Records from a data collection
** Start **

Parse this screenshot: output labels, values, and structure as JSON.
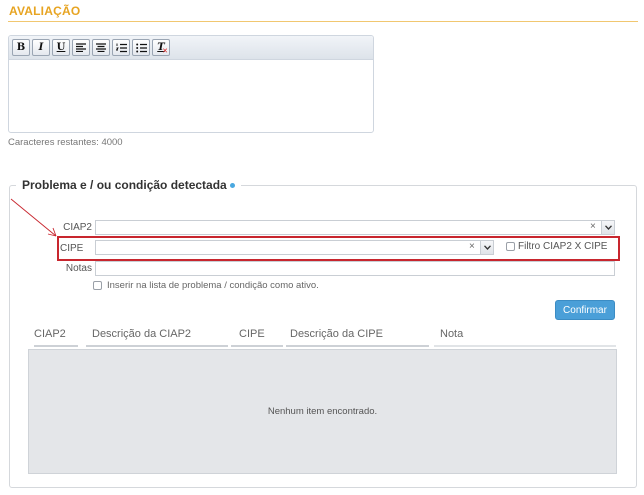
{
  "section": {
    "title": "AVALIAÇÃO"
  },
  "editor": {
    "toolbar": [
      {
        "name": "bold-button",
        "label": "B",
        "icon": "bold"
      },
      {
        "name": "italic-button",
        "label": "I",
        "icon": "italic"
      },
      {
        "name": "underline-button",
        "label": "U",
        "icon": "underline"
      },
      {
        "name": "align-left-button",
        "icon": "align-left-icon"
      },
      {
        "name": "align-center-button",
        "icon": "align-center-icon"
      },
      {
        "name": "ordered-list-button",
        "icon": "ordered-list-icon"
      },
      {
        "name": "unordered-list-button",
        "icon": "bullet-list-icon"
      },
      {
        "name": "clear-format-button",
        "label": "T",
        "icon": "clear-format-icon"
      }
    ],
    "value": "",
    "chars_remaining": "Caracteres restantes: 4000"
  },
  "problem": {
    "legend": "Problema e / ou condição detectada",
    "required_dot_color": "#4aa8e0",
    "ciap2": {
      "label": "CIAP2",
      "value": "",
      "clear": "×"
    },
    "cipe": {
      "label": "CIPE",
      "value": "",
      "clear": "×"
    },
    "filter": {
      "label": "Filtro CIAP2 X CIPE",
      "checked": false
    },
    "notas": {
      "label": "Notas",
      "value": ""
    },
    "insert_active": {
      "label": "Inserir na lista de problema / condição como ativo.",
      "checked": false
    },
    "confirm_label": "Confirmar",
    "highlight_color": "#c8262e",
    "accent_color": "#4a9fd8"
  },
  "table": {
    "columns": [
      "CIAP2",
      "Descrição da CIAP2",
      "CIPE",
      "Descrição da CIPE",
      "Nota"
    ],
    "empty_message": "Nenhum item encontrado."
  }
}
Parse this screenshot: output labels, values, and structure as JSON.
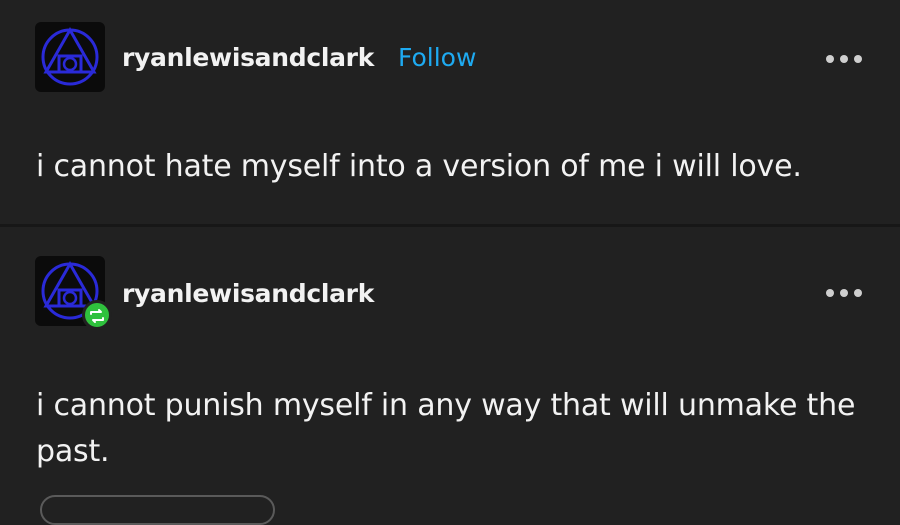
{
  "posts": [
    {
      "username": "ryanlewisandclark",
      "follow_label": "Follow",
      "avatar_icon": "alchemy-triangle-circle-avatar",
      "body": "i cannot hate myself into a version of me i will love."
    },
    {
      "username": "ryanlewisandclark",
      "avatar_icon": "alchemy-triangle-circle-avatar",
      "badge_icon": "reblog-icon",
      "body": "i cannot punish myself in any way that will unmake the past."
    }
  ],
  "colors": {
    "background": "#212121",
    "text": "#f2f2f2",
    "follow": "#1eaaf1",
    "reblog_badge": "#2fc13d",
    "avatar_line": "#2a2ad8"
  }
}
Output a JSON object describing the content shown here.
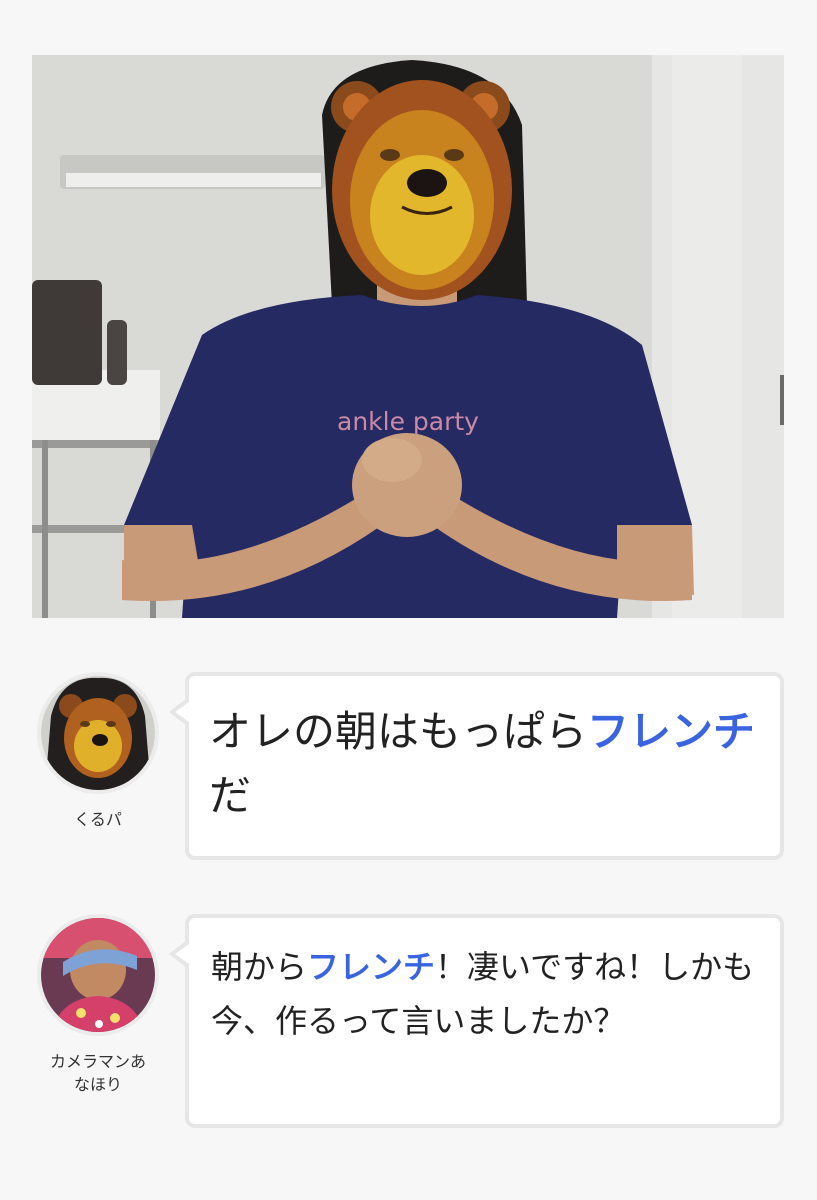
{
  "photo": {
    "shirt_text": "ankle party"
  },
  "messages": [
    {
      "speaker": "くるパ",
      "avatar": "bear-mask-avatar",
      "text_parts": [
        {
          "text": "オレの朝はもっぱら",
          "highlight": false
        },
        {
          "text": "フレンチ",
          "highlight": true
        },
        {
          "text": "だ",
          "highlight": false
        }
      ]
    },
    {
      "speaker": "カメラマンあ\nなほり",
      "avatar": "cameraman-avatar",
      "text_parts": [
        {
          "text": "朝から",
          "highlight": false
        },
        {
          "text": "フレンチ",
          "highlight": true
        },
        {
          "text": "！凄いですね！しかも今、作るって言いましたか？",
          "highlight": false
        }
      ]
    }
  ],
  "colors": {
    "highlight": "#3a63e0",
    "bubble_border": "#e6e6e6",
    "page_background": "#f7f7f7"
  }
}
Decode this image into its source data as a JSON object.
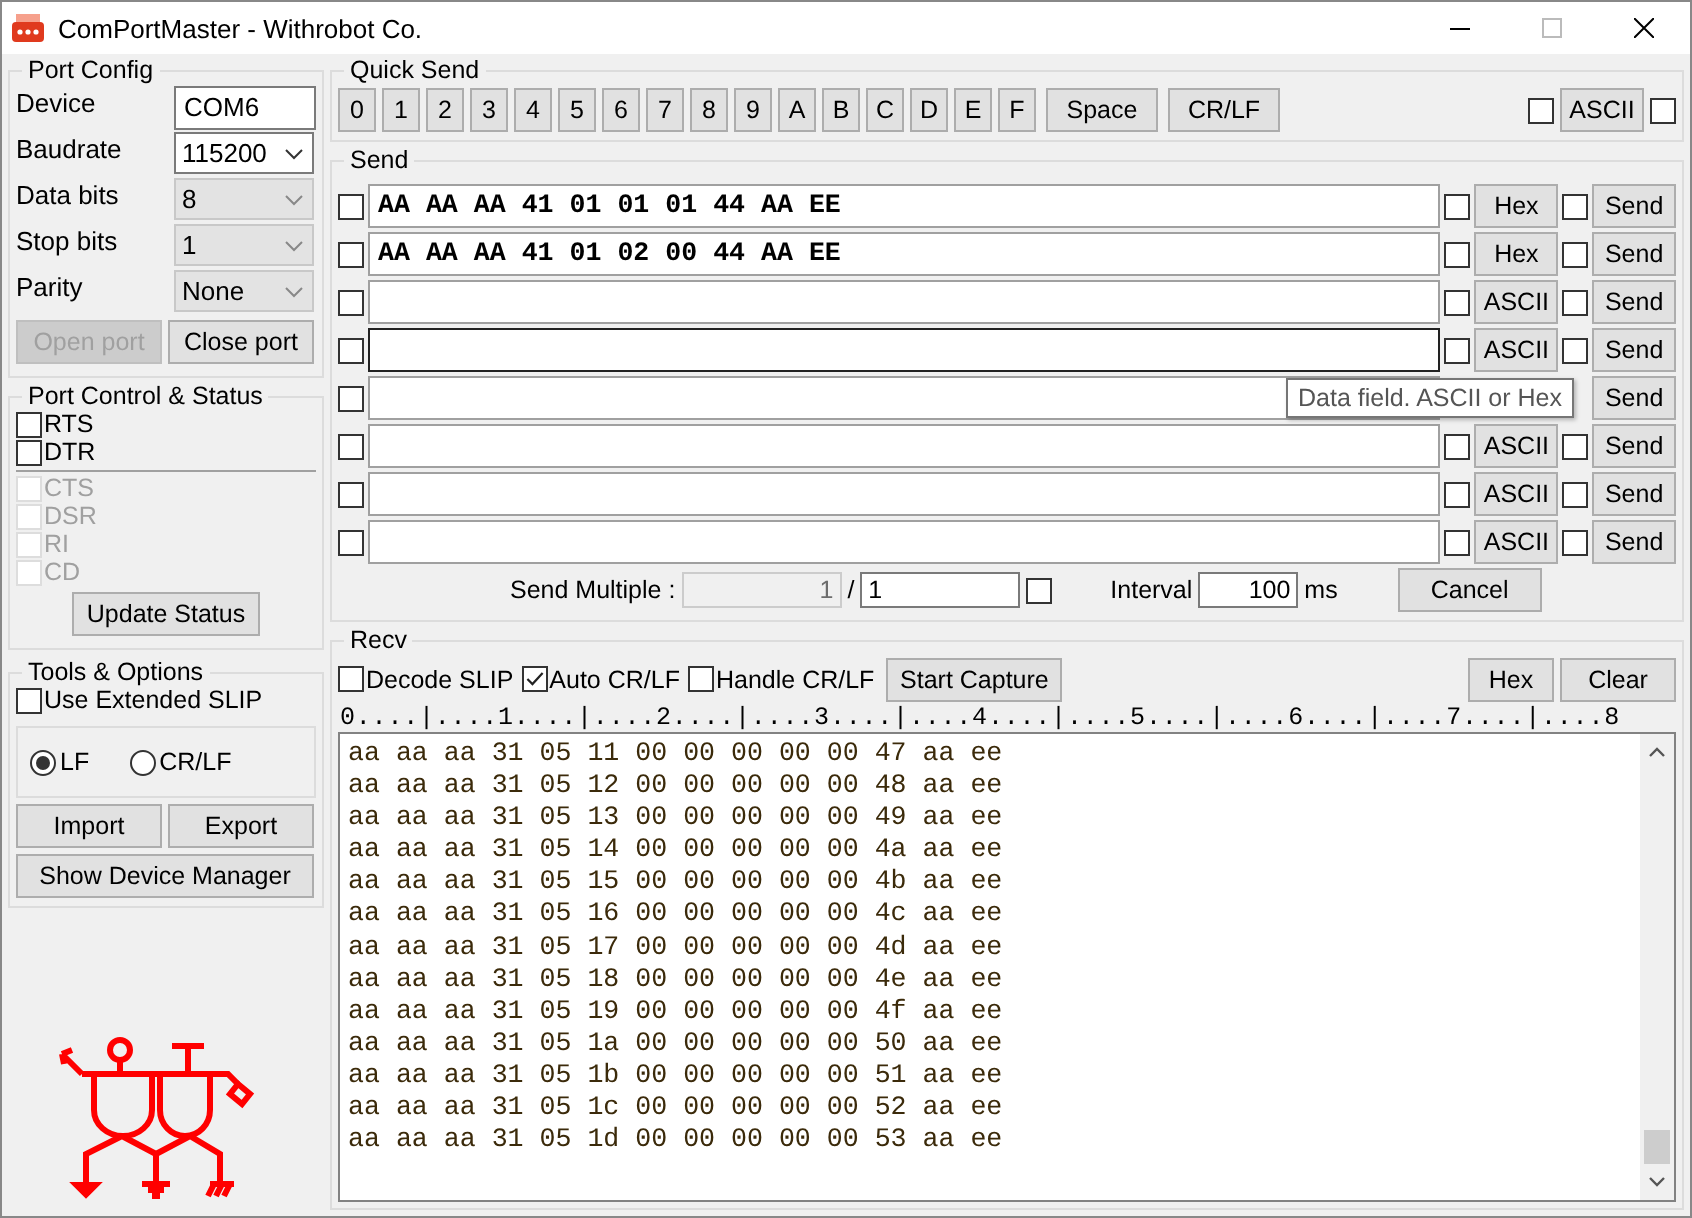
{
  "window": {
    "title": "ComPortMaster - Withrobot Co."
  },
  "port_config": {
    "title": "Port Config",
    "fields": [
      {
        "label": "Device",
        "value": "COM6",
        "kind": "text"
      },
      {
        "label": "Baudrate",
        "value": "115200",
        "kind": "dropdown",
        "disabled": false
      },
      {
        "label": "Data bits",
        "value": "8",
        "kind": "dropdown",
        "disabled": true
      },
      {
        "label": "Stop bits",
        "value": "1",
        "kind": "dropdown",
        "disabled": true
      },
      {
        "label": "Parity",
        "value": "None",
        "kind": "dropdown",
        "disabled": true
      }
    ],
    "buttons": [
      {
        "label": "Open port",
        "disabled": true
      },
      {
        "label": "Close port",
        "disabled": false
      }
    ]
  },
  "port_control": {
    "title": "Port Control & Status",
    "controls": [
      {
        "label": "RTS",
        "checked": false,
        "disabled": false
      },
      {
        "label": "DTR",
        "checked": false,
        "disabled": false
      }
    ],
    "status": [
      {
        "label": "CTS",
        "checked": false,
        "disabled": true
      },
      {
        "label": "DSR",
        "checked": false,
        "disabled": true
      },
      {
        "label": "RI",
        "checked": false,
        "disabled": true
      },
      {
        "label": "CD",
        "checked": false,
        "disabled": true
      }
    ],
    "button": "Update Status"
  },
  "tools": {
    "title": "Tools & Options",
    "option": {
      "label": "Use Extended SLIP",
      "checked": false
    },
    "line_endings": [
      {
        "label": "LF",
        "selected": true
      },
      {
        "label": "CR/LF",
        "selected": false
      }
    ],
    "buttons": [
      "Import",
      "Export",
      "Show Device Manager"
    ]
  },
  "quick_send": {
    "title": "Quick Send",
    "keys": [
      "0",
      "1",
      "2",
      "3",
      "4",
      "5",
      "6",
      "7",
      "8",
      "9",
      "A",
      "B",
      "C",
      "D",
      "E",
      "F",
      "Space",
      "CR/LF"
    ],
    "left_checked": false,
    "ascii_button": "ASCII",
    "right_checked": false
  },
  "send": {
    "title": "Send",
    "tooltip": "Data field. ASCII or Hex",
    "rows": [
      {
        "checked": false,
        "value": "AA AA AA 41 01 01 01 44 AA EE",
        "focused": false,
        "mode_checked": false,
        "mode": "Hex",
        "send_checked": false,
        "send": "Send"
      },
      {
        "checked": false,
        "value": "AA AA AA 41 01 02 00 44 AA EE",
        "focused": false,
        "mode_checked": false,
        "mode": "Hex",
        "send_checked": false,
        "send": "Send"
      },
      {
        "checked": false,
        "focused": false,
        "mode_checked": false,
        "mode": "ASCII",
        "send_checked": false,
        "send": "Send"
      },
      {
        "checked": false,
        "focused": true,
        "mode_checked": false,
        "mode": "ASCII",
        "send_checked": false,
        "send": "Send"
      },
      {
        "checked": false,
        "focused": false,
        "send": "Send"
      },
      {
        "checked": false,
        "focused": false,
        "mode_checked": false,
        "mode": "ASCII",
        "send_checked": false,
        "send": "Send"
      },
      {
        "checked": false,
        "focused": false,
        "mode_checked": false,
        "mode": "ASCII",
        "send_checked": false,
        "send": "Send"
      },
      {
        "checked": false,
        "focused": false,
        "mode_checked": false,
        "mode": "ASCII",
        "send_checked": false,
        "send": "Send"
      }
    ],
    "send_multiple": {
      "label": "Send Multiple :",
      "count": "1",
      "separator": "/",
      "total": "1",
      "checked": false,
      "interval_label": "Interval",
      "interval": "100",
      "unit": "ms",
      "cancel": "Cancel"
    }
  },
  "recv": {
    "title": "Recv",
    "options": [
      {
        "label": "Decode SLIP",
        "checked": false
      },
      {
        "label": "Auto CR/LF",
        "checked": true
      },
      {
        "label": "Handle CR/LF",
        "checked": false
      }
    ],
    "capture": "Start Capture",
    "buttons": [
      "Hex",
      "Clear"
    ],
    "ruler": "0....|....1....|....2....|....3....|....4....|....5....|....6....|....7....|....8",
    "lines": [
      "aa aa aa 31 05 11 00 00 00 00 00 47 aa ee",
      "aa aa aa 31 05 12 00 00 00 00 00 48 aa ee",
      "aa aa aa 31 05 13 00 00 00 00 00 49 aa ee",
      "aa aa aa 31 05 14 00 00 00 00 00 4a aa ee",
      "aa aa aa 31 05 15 00 00 00 00 00 4b aa ee",
      "aa aa aa 31 05 16 00 00 00 00 00 4c aa ee",
      "aa aa aa 31 05 17 00 00 00 00 00 4d aa ee",
      "aa aa aa 31 05 18 00 00 00 00 00 4e aa ee",
      "aa aa aa 31 05 19 00 00 00 00 00 4f aa ee",
      "aa aa aa 31 05 1a 00 00 00 00 00 50 aa ee",
      "aa aa aa 31 05 1b 00 00 00 00 00 51 aa ee",
      "aa aa aa 31 05 1c 00 00 00 00 00 52 aa ee",
      "aa aa aa 31 05 1d 00 00 00 00 00 53 aa ee"
    ]
  }
}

** End **

**PROMPT:**
Look through the entries above; copy each line where the string "SLIP" appears.

**RESULT BELOW:**
      "label": "Use Extended SLIP",
        "label": "Decode SLIP",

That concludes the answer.